+++ Supplied records +++
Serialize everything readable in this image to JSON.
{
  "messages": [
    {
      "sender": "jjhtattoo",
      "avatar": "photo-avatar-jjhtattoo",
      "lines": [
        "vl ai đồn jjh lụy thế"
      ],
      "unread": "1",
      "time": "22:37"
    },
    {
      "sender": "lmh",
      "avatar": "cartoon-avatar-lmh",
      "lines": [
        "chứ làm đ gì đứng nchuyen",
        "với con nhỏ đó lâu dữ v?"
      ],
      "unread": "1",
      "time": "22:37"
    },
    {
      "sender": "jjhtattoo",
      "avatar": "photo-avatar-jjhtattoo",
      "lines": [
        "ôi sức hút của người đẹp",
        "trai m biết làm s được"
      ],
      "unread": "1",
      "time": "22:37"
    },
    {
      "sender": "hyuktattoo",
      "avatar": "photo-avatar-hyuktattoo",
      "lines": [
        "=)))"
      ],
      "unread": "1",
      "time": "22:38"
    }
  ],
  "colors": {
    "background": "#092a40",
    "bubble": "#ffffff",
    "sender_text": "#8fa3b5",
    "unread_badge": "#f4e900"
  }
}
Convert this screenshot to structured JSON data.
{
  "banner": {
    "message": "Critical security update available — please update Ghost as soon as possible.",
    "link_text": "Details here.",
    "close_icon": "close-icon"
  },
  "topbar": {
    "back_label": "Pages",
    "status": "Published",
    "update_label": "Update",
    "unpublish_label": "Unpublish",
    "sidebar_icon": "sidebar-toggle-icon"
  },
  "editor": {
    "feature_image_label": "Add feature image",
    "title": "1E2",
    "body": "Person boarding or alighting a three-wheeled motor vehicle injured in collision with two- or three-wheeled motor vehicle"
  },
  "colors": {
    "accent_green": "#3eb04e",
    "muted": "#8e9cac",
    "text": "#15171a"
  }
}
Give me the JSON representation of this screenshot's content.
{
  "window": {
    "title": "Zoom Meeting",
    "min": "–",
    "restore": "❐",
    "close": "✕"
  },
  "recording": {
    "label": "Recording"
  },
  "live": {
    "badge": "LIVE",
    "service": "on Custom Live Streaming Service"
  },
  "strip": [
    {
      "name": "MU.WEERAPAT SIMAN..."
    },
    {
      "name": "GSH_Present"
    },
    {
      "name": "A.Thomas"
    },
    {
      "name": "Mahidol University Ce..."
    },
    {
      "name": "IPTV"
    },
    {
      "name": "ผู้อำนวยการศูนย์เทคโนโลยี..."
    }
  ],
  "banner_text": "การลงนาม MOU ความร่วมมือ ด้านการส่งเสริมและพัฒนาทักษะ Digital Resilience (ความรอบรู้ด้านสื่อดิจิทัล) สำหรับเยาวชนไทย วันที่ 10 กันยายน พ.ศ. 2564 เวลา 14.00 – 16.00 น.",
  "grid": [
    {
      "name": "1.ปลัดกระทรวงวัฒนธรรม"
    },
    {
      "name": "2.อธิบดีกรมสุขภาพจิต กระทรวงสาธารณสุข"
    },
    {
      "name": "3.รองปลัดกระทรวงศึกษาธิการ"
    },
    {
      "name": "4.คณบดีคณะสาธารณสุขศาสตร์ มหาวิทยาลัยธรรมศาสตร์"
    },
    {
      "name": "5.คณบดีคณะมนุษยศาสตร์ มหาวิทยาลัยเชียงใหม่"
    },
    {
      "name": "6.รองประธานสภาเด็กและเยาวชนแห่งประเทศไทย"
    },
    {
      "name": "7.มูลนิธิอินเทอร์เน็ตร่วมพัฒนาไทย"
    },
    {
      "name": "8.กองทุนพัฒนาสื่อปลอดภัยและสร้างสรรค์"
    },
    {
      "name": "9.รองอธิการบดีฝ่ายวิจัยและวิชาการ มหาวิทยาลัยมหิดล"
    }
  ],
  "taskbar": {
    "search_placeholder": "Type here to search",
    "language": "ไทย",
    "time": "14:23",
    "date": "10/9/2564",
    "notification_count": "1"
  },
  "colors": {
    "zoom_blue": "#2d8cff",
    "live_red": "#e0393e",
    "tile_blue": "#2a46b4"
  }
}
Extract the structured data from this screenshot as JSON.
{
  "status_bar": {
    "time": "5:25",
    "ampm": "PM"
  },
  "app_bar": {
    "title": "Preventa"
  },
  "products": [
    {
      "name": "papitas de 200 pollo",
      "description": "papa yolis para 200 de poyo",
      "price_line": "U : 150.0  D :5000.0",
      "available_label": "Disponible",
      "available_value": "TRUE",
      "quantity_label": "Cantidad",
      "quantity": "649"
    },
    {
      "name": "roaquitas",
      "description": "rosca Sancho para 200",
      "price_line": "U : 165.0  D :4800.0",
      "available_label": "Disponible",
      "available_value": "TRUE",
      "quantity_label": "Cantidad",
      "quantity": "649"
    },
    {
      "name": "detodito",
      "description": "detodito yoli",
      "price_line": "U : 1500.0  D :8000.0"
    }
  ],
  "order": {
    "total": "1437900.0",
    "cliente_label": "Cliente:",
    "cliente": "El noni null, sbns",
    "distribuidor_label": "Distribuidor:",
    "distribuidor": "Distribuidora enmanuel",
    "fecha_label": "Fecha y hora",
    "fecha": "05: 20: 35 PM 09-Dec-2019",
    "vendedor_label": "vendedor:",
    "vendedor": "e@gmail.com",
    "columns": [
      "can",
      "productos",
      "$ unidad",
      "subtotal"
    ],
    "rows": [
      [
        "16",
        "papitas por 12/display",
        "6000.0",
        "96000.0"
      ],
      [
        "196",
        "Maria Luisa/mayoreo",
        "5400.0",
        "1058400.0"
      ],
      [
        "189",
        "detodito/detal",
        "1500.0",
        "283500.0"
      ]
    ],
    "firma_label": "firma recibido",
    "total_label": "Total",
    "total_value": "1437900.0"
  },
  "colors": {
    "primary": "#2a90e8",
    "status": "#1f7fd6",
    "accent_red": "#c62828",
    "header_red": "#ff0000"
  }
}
+++
▶ _Aim_
Please quote the data above in full, with no line missing.

▶ _Correct output_
Serialize everything readable in this image to JSON.
{
  "messages": [
    {
      "sender": "jjhtattoo",
      "avatar": "photo-avatar-jjhtattoo",
      "lines": [
        "vl ai đồn jjh lụy thế"
      ],
      "unread": "1",
      "time": "22:37"
    },
    {
      "sender": "lmh",
      "avatar": "cartoon-avatar-lmh",
      "lines": [
        "chứ làm đ gì đứng nchuyen",
        "với con nhỏ đó lâu dữ v?"
      ],
      "unread": "1",
      "time": "22:37"
    },
    {
      "sender": "jjhtattoo",
      "avatar": "photo-avatar-jjhtattoo",
      "lines": [
        "ôi sức hút của người đẹp",
        "trai m biết làm s được"
      ],
      "unread": "1",
      "time": "22:37"
    },
    {
      "sender": "hyuktattoo",
      "avatar": "photo-avatar-hyuktattoo",
      "lines": [
        "=)))"
      ],
      "unread": "1",
      "time": "22:38"
    }
  ],
  "colors": {
    "background": "#092a40",
    "bubble": "#ffffff",
    "sender_text": "#8fa3b5",
    "unread_badge": "#f4e900"
  }
}
Convert this screenshot to structured JSON data.
{
  "banner": {
    "message": "Critical security update available — please update Ghost as soon as possible.",
    "link_text": "Details here.",
    "close_icon": "close-icon"
  },
  "topbar": {
    "back_label": "Pages",
    "status": "Published",
    "update_label": "Update",
    "unpublish_label": "Unpublish",
    "sidebar_icon": "sidebar-toggle-icon"
  },
  "editor": {
    "feature_image_label": "Add feature image",
    "title": "1E2",
    "body": "Person boarding or alighting a three-wheeled motor vehicle injured in collision with two- or three-wheeled motor vehicle"
  },
  "colors": {
    "accent_green": "#3eb04e",
    "muted": "#8e9cac",
    "text": "#15171a"
  }
}
Give me the JSON representation of this screenshot's content.
{
  "window": {
    "title": "Zoom Meeting",
    "min": "–",
    "restore": "❐",
    "close": "✕"
  },
  "recording": {
    "label": "Recording"
  },
  "live": {
    "badge": "LIVE",
    "service": "on Custom Live Streaming Service"
  },
  "strip": [
    {
      "name": "MU.WEERAPAT SIMAN..."
    },
    {
      "name": "GSH_Present"
    },
    {
      "name": "A.Thomas"
    },
    {
      "name": "Mahidol University Ce..."
    },
    {
      "name": "IPTV"
    },
    {
      "name": "ผู้อำนวยการศูนย์เทคโนโลยี..."
    }
  ],
  "banner_text": "การลงนาม MOU ความร่วมมือ ด้านการส่งเสริมและพัฒนาทักษะ Digital Resilience (ความรอบรู้ด้านสื่อดิจิทัล) สำหรับเยาวชนไทย วันที่ 10 กันยายน พ.ศ. 2564 เวลา 14.00 – 16.00 น.",
  "grid": [
    {
      "name": "1.ปลัดกระทรวงวัฒนธรรม"
    },
    {
      "name": "2.อธิบดีกรมสุขภาพจิต กระทรวงสาธารณสุข"
    },
    {
      "name": "3.รองปลัดกระทรวงศึกษาธิการ"
    },
    {
      "name": "4.คณบดีคณะสาธารณสุขศาสตร์ มหาวิทยาลัยธรรมศาสตร์"
    },
    {
      "name": "5.คณบดีคณะมนุษยศาสตร์ มหาวิทยาลัยเชียงใหม่"
    },
    {
      "name": "6.รองประธานสภาเด็กและเยาวชนแห่งประเทศไทย"
    },
    {
      "name": "7.มูลนิธิอินเทอร์เน็ตร่วมพัฒนาไทย"
    },
    {
      "name": "8.กองทุนพัฒนาสื่อปลอดภัยและสร้างสรรค์"
    },
    {
      "name": "9.รองอธิการบดีฝ่ายวิจัยและวิชาการ มหาวิทยาลัยมหิดล"
    }
  ],
  "taskbar": {
    "search_placeholder": "Type here to search",
    "language": "ไทย",
    "time": "14:23",
    "date": "10/9/2564",
    "notification_count": "1"
  },
  "colors": {
    "zoom_blue": "#2d8cff",
    "live_red": "#e0393e",
    "tile_blue": "#2a46b4"
  }
}
Extract the structured data from this screenshot as JSON.
{
  "status_bar": {
    "time": "5:25",
    "ampm": "PM"
  },
  "app_bar": {
    "title": "Preventa"
  },
  "products": [
    {
      "name": "papitas de 200 pollo",
      "description": "papa yolis para 200 de poyo",
      "price_line": "U : 150.0  D :5000.0",
      "available_label": "Disponible",
      "available_value": "TRUE",
      "quantity_label": "Cantidad",
      "quantity": "649"
    },
    {
      "name": "roaquitas",
      "description": "rosca Sancho para 200",
      "price_line": "U : 165.0  D :4800.0",
      "available_label": "Disponible",
      "available_value": "TRUE",
      "quantity_label": "Cantidad",
      "quantity": "649"
    },
    {
      "name": "detodito",
      "description": "detodito yoli",
      "price_line": "U : 1500.0  D :8000.0"
    }
  ],
  "order": {
    "total": "1437900.0",
    "cliente_label": "Cliente:",
    "cliente": "El noni null, sbns",
    "distribuidor_label": "Distribuidor:",
    "distribuidor": "Distribuidora enmanuel",
    "fecha_label": "Fecha y hora",
    "fecha": "05: 20: 35 PM 09-Dec-2019",
    "vendedor_label": "vendedor:",
    "vendedor": "e@gmail.com",
    "columns": [
      "can",
      "productos",
      "$ unidad",
      "subtotal"
    ],
    "rows": [
      [
        "16",
        "papitas por 12/display",
        "6000.0",
        "96000.0"
      ],
      [
        "196",
        "Maria Luisa/mayoreo",
        "5400.0",
        "1058400.0"
      ],
      [
        "189",
        "detodito/detal",
        "1500.0",
        "283500.0"
      ]
    ],
    "firma_label": "firma recibido",
    "total_label": "Total",
    "total_value": "1437900.0"
  },
  "colors": {
    "primary": "#2a90e8",
    "status": "#1f7fd6",
    "accent_red": "#c62828",
    "header_red": "#ff0000"
  }
}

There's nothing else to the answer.